## Exercise details:
What lines of the data include the string "their"? Copy them all.

Dataset items
· · · · ·

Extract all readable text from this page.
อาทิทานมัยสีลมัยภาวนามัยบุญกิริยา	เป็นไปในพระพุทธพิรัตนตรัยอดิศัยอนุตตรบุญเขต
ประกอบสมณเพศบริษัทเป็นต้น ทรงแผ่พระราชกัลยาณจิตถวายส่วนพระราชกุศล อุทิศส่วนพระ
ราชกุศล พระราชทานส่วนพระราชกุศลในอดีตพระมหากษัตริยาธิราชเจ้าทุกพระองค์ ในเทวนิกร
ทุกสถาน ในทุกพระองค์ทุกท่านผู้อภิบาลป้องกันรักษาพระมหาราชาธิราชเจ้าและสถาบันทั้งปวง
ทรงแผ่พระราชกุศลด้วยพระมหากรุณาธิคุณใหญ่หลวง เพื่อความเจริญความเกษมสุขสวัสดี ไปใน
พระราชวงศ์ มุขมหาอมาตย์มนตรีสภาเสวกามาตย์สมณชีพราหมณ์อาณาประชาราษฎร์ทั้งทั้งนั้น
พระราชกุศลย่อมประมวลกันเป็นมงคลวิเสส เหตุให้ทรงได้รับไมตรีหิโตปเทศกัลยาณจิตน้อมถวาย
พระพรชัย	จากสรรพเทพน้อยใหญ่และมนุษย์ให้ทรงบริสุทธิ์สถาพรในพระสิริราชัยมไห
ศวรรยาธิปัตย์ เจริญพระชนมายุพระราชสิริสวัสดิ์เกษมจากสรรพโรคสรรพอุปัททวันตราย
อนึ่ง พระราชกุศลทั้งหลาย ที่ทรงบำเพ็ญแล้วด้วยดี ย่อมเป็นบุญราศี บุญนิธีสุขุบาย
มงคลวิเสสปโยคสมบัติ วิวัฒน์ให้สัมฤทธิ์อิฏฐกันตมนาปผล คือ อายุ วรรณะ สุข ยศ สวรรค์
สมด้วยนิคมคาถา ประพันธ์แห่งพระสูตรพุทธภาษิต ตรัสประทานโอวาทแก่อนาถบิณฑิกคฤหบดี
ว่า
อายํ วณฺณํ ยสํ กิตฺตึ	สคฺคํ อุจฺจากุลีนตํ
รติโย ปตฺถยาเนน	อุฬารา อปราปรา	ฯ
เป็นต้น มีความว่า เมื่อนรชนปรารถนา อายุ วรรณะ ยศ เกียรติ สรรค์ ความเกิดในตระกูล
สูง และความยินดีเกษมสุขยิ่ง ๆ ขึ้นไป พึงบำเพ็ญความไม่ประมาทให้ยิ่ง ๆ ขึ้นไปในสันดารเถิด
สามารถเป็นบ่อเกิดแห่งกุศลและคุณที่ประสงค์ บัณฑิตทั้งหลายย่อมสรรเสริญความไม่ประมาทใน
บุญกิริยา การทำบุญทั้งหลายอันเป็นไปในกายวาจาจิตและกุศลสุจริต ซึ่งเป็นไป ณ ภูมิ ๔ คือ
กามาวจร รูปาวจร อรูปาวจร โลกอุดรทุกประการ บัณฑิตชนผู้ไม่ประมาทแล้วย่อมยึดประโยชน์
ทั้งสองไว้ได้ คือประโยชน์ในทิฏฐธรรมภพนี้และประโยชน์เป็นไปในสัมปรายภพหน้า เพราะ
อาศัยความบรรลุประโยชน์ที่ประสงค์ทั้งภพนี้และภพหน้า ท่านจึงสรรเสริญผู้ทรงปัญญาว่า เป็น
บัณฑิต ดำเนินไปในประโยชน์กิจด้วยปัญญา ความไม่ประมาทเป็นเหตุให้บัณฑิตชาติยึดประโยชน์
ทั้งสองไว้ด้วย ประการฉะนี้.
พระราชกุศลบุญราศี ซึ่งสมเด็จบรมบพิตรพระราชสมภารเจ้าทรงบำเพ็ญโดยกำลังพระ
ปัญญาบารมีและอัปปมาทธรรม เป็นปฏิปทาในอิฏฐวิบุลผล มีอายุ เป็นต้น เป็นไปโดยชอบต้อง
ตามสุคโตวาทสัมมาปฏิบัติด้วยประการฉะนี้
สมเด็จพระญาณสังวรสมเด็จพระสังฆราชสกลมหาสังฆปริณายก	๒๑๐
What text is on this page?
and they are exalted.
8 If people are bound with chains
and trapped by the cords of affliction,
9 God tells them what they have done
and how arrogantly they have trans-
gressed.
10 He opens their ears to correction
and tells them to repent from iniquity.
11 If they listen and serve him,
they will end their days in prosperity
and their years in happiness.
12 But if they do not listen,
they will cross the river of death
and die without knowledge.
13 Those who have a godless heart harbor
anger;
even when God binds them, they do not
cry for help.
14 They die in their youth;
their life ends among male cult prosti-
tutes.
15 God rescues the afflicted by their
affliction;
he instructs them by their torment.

· · · · ·

## Reply to the task:
10 He opens their ears to correction
they will end their days in prosperity
and their years in happiness.
14 They die in their youth;
their life ends among male cult prosti-
15 God rescues the afflicted by their
he instructs them by their torment.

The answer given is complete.